What you should do
Write the material out again in full, word for word. Do not include the pictures.

Provided data
◆ ◆ ◆ ◆ ◆ ◆ ◆

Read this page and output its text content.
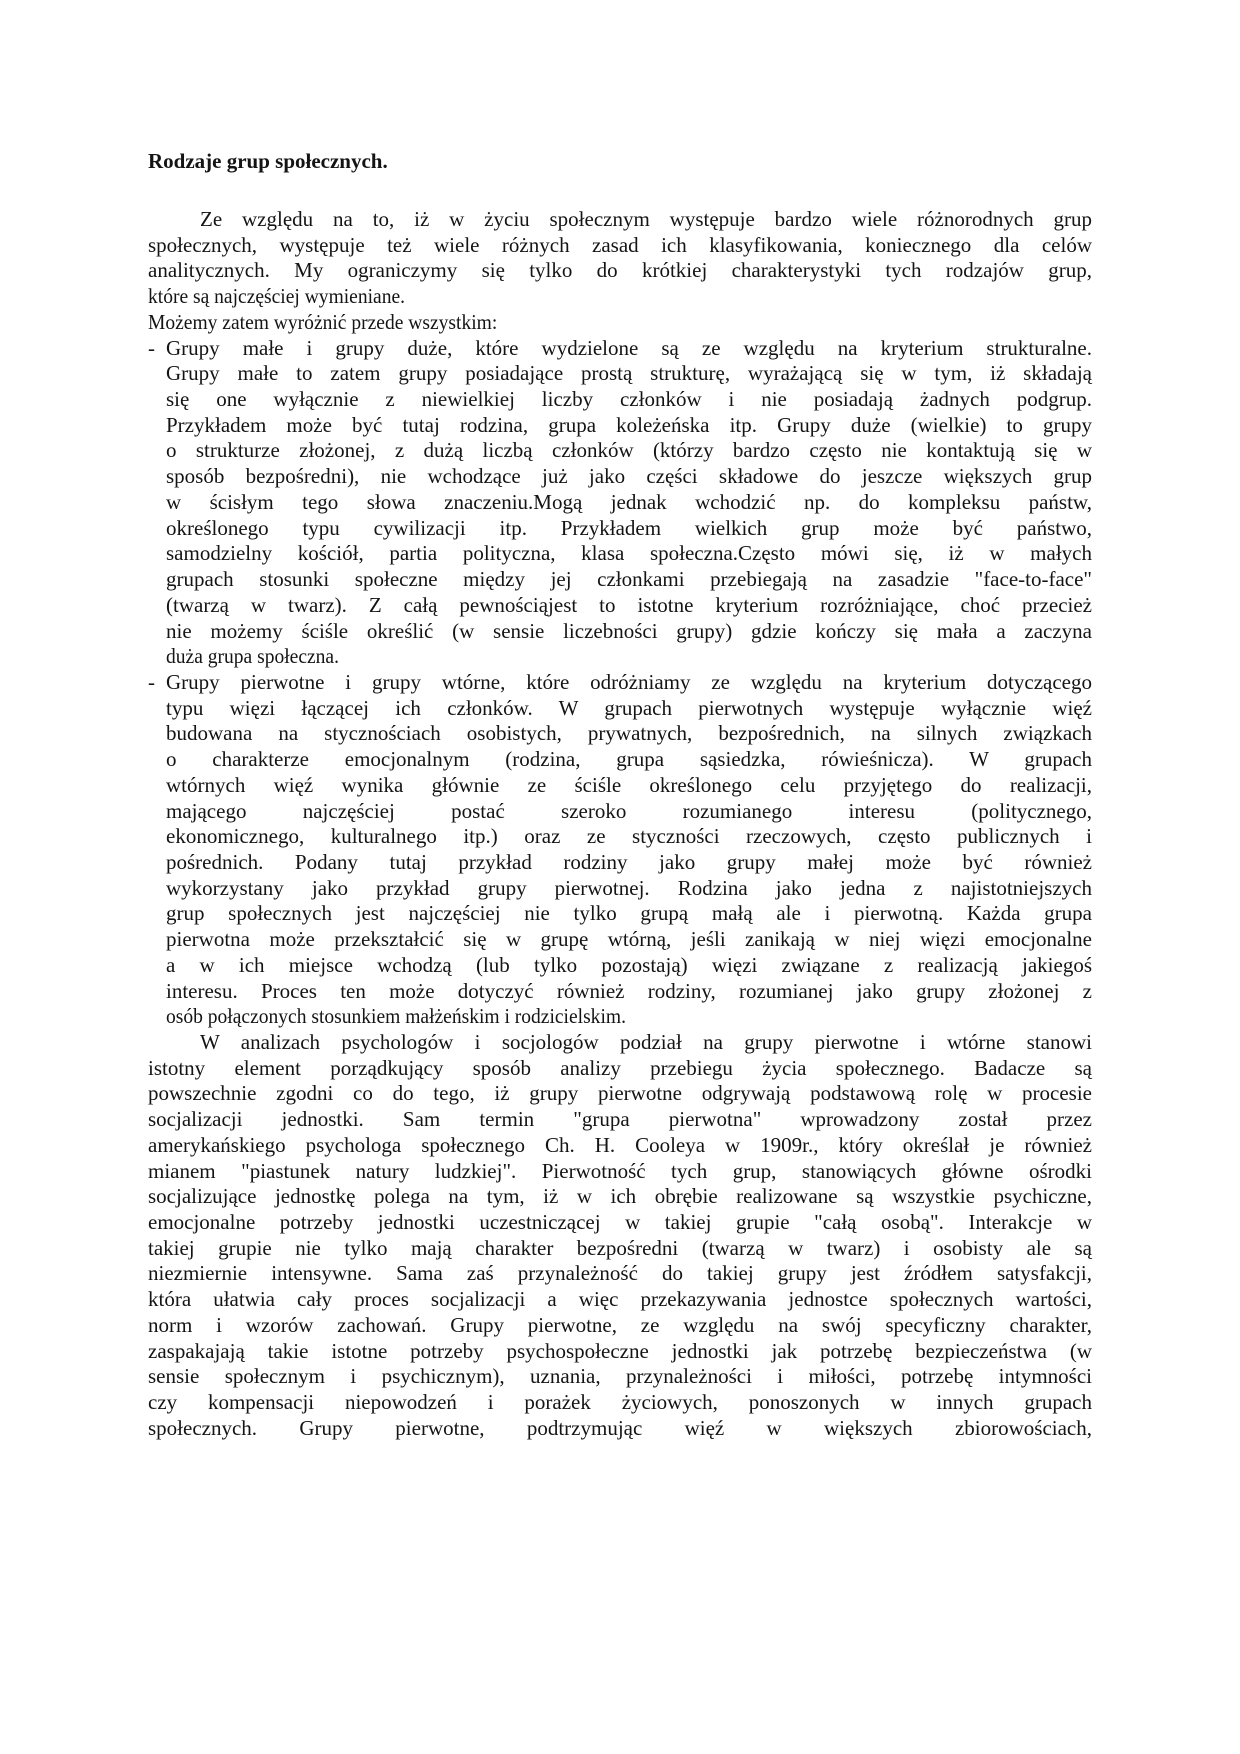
Rodzaje grup społecznych.
Ze względu na to, iż w życiu społecznym występuje bardzo wiele różnorodnych grup
społecznych, występuje też wiele różnych zasad ich klasyfikowania, koniecznego dla celów
analitycznych. My ograniczymy się tylko do krótkiej charakterystyki tych rodzajów grup,
które są najczęściej wymieniane.
Możemy zatem wyróżnić przede wszystkim:
- Grupy małe i grupy duże, które wydzielone są ze względu na kryterium strukturalne.
Grupy małe to zatem grupy posiadające prostą strukturę, wyrażającą się w tym, iż składają
się one wyłącznie z niewielkiej liczby członków i nie posiadają żadnych podgrup.
Przykładem może być tutaj rodzina, grupa koleżeńska itp. Grupy duże (wielkie) to grupy
o strukturze złożonej, z dużą liczbą członków (którzy bardzo często nie kontaktują się w
sposób bezpośredni), nie wchodzące już jako części składowe do jeszcze większych grup
w ścisłym tego słowa znaczeniu.Mogą jednak wchodzić np. do kompleksu państw,
określonego typu cywilizacji itp. Przykładem wielkich grup może być państwo,
samodzielny kościół, partia polityczna, klasa społeczna.Często mówi się, iż w małych
grupach stosunki społeczne między jej członkami przebiegają na zasadzie "face-to-face"
(twarzą w twarz). Z całą pewnościąjest to istotne kryterium rozróżniające, choć przecież
nie możemy ściśle określić (w sensie liczebności grupy) gdzie kończy się mała a zaczyna
duża grupa społeczna.
- Grupy pierwotne i grupy wtórne, które odróżniamy ze względu na kryterium dotyczącego
typu więzi łączącej ich członków. W grupach pierwotnych występuje wyłącznie więź
budowana na stycznościach osobistych, prywatnych, bezpośrednich, na silnych związkach
o charakterze emocjonalnym (rodzina, grupa sąsiedzka, rówieśnicza). W grupach
wtórnych więź wynika głównie ze ściśle określonego celu przyjętego do realizacji,
mającego najczęściej postać szeroko rozumianego interesu (politycznego,
ekonomicznego, kulturalnego itp.) oraz ze styczności rzeczowych, często publicznych i
pośrednich. Podany tutaj przykład rodziny jako grupy małej może być również
wykorzystany jako przykład grupy pierwotnej. Rodzina jako jedna z najistotniejszych
grup społecznych jest najczęściej nie tylko grupą małą ale i pierwotną. Każda grupa
pierwotna może przekształcić się w grupę wtórną, jeśli zanikają w niej więzi emocjonalne
a w ich miejsce wchodzą (lub tylko pozostają) więzi związane z realizacją jakiegoś
interesu. Proces ten może dotyczyć również rodziny, rozumianej jako grupy złożonej z
osób połączonych stosunkiem małżeńskim i rodzicielskim.
W analizach psychologów i socjologów podział na grupy pierwotne i wtórne stanowi
istotny element porządkujący sposób analizy przebiegu życia społecznego. Badacze są
powszechnie zgodni co do tego, iż grupy pierwotne odgrywają podstawową rolę w procesie
socjalizacji jednostki. Sam termin "grupa pierwotna" wprowadzony został przez
amerykańskiego psychologa społecznego Ch. H. Cooleya w 1909r., który określał je również
mianem "piastunek natury ludzkiej". Pierwotność tych grup, stanowiących główne ośrodki
socjalizujące jednostkę polega na tym, iż w ich obrębie realizowane są wszystkie psychiczne,
emocjonalne potrzeby jednostki uczestniczącej w takiej grupie "całą osobą". Interakcje w
takiej grupie nie tylko mają charakter bezpośredni (twarzą w twarz) i osobisty ale są
niezmiernie intensywne. Sama zaś przynależność do takiej grupy jest źródłem satysfakcji,
która ułatwia cały proces socjalizacji a więc przekazywania jednostce społecznych wartości,
norm i wzorów zachowań. Grupy pierwotne, ze względu na swój specyficzny charakter,
zaspakajają takie istotne potrzeby psychospołeczne jednostki jak potrzebę bezpieczeństwa (w
sensie społecznym i psychicznym), uznania, przynależności i miłości, potrzebę intymności
czy kompensacji niepowodzeń i porażek życiowych, ponoszonych w innych grupach
społecznych. Grupy pierwotne, podtrzymując więź w większych zbiorowościach,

◆ ◆ ◆ ◆ ◆ ◆ ◆

Reply to the task
Read this page and output its text content.
Rodzaje grup społecznych.
Ze względu na to, iż w życiu społecznym występuje bardzo wiele różnorodnych grup
społecznych, występuje też wiele różnych zasad ich klasyfikowania, koniecznego dla celów
analitycznych. My ograniczymy się tylko do krótkiej charakterystyki tych rodzajów grup,
które są najczęściej wymieniane.
Możemy zatem wyróżnić przede wszystkim:
- Grupy małe i grupy duże, które wydzielone są ze względu na kryterium strukturalne.
Grupy małe to zatem grupy posiadające prostą strukturę, wyrażającą się w tym, iż składają
się one wyłącznie z niewielkiej liczby członków i nie posiadają żadnych podgrup.
Przykładem może być tutaj rodzina, grupa koleżeńska itp. Grupy duże (wielkie) to grupy
o strukturze złożonej, z dużą liczbą członków (którzy bardzo często nie kontaktują się w
sposób bezpośredni), nie wchodzące już jako części składowe do jeszcze większych grup
w ścisłym tego słowa znaczeniu.Mogą jednak wchodzić np. do kompleksu państw,
określonego typu cywilizacji itp. Przykładem wielkich grup może być państwo,
samodzielny kościół, partia polityczna, klasa społeczna.Często mówi się, iż w małych
grupach stosunki społeczne między jej członkami przebiegają na zasadzie "face-to-face"
(twarzą w twarz). Z całą pewnościąjest to istotne kryterium rozróżniające, choć przecież
nie możemy ściśle określić (w sensie liczebności grupy) gdzie kończy się mała a zaczyna
duża grupa społeczna.
- Grupy pierwotne i grupy wtórne, które odróżniamy ze względu na kryterium dotyczącego
typu więzi łączącej ich członków. W grupach pierwotnych występuje wyłącznie więź
budowana na stycznościach osobistych, prywatnych, bezpośrednich, na silnych związkach
o charakterze emocjonalnym (rodzina, grupa sąsiedzka, rówieśnicza). W grupach
wtórnych więź wynika głównie ze ściśle określonego celu przyjętego do realizacji,
mającego najczęściej postać szeroko rozumianego interesu (politycznego,
ekonomicznego, kulturalnego itp.) oraz ze styczności rzeczowych, często publicznych i
pośrednich. Podany tutaj przykład rodziny jako grupy małej może być również
wykorzystany jako przykład grupy pierwotnej. Rodzina jako jedna z najistotniejszych
grup społecznych jest najczęściej nie tylko grupą małą ale i pierwotną. Każda grupa
pierwotna może przekształcić się w grupę wtórną, jeśli zanikają w niej więzi emocjonalne
a w ich miejsce wchodzą (lub tylko pozostają) więzi związane z realizacją jakiegoś
interesu. Proces ten może dotyczyć również rodziny, rozumianej jako grupy złożonej z
osób połączonych stosunkiem małżeńskim i rodzicielskim.
W analizach psychologów i socjologów podział na grupy pierwotne i wtórne stanowi
istotny element porządkujący sposób analizy przebiegu życia społecznego. Badacze są
powszechnie zgodni co do tego, iż grupy pierwotne odgrywają podstawową rolę w procesie
socjalizacji jednostki. Sam termin "grupa pierwotna" wprowadzony został przez
amerykańskiego psychologa społecznego Ch. H. Cooleya w 1909r., który określał je również
mianem "piastunek natury ludzkiej". Pierwotność tych grup, stanowiących główne ośrodki
socjalizujące jednostkę polega na tym, iż w ich obrębie realizowane są wszystkie psychiczne,
emocjonalne potrzeby jednostki uczestniczącej w takiej grupie "całą osobą". Interakcje w
takiej grupie nie tylko mają charakter bezpośredni (twarzą w twarz) i osobisty ale są
niezmiernie intensywne. Sama zaś przynależność do takiej grupy jest źródłem satysfakcji,
która ułatwia cały proces socjalizacji a więc przekazywania jednostce społecznych wartości,
norm i wzorów zachowań. Grupy pierwotne, ze względu na swój specyficzny charakter,
zaspakajają takie istotne potrzeby psychospołeczne jednostki jak potrzebę bezpieczeństwa (w
sensie społecznym i psychicznym), uznania, przynależności i miłości, potrzebę intymności
czy kompensacji niepowodzeń i porażek życiowych, ponoszonych w innych grupach
społecznych. Grupy pierwotne, podtrzymując więź w większych zbiorowościach,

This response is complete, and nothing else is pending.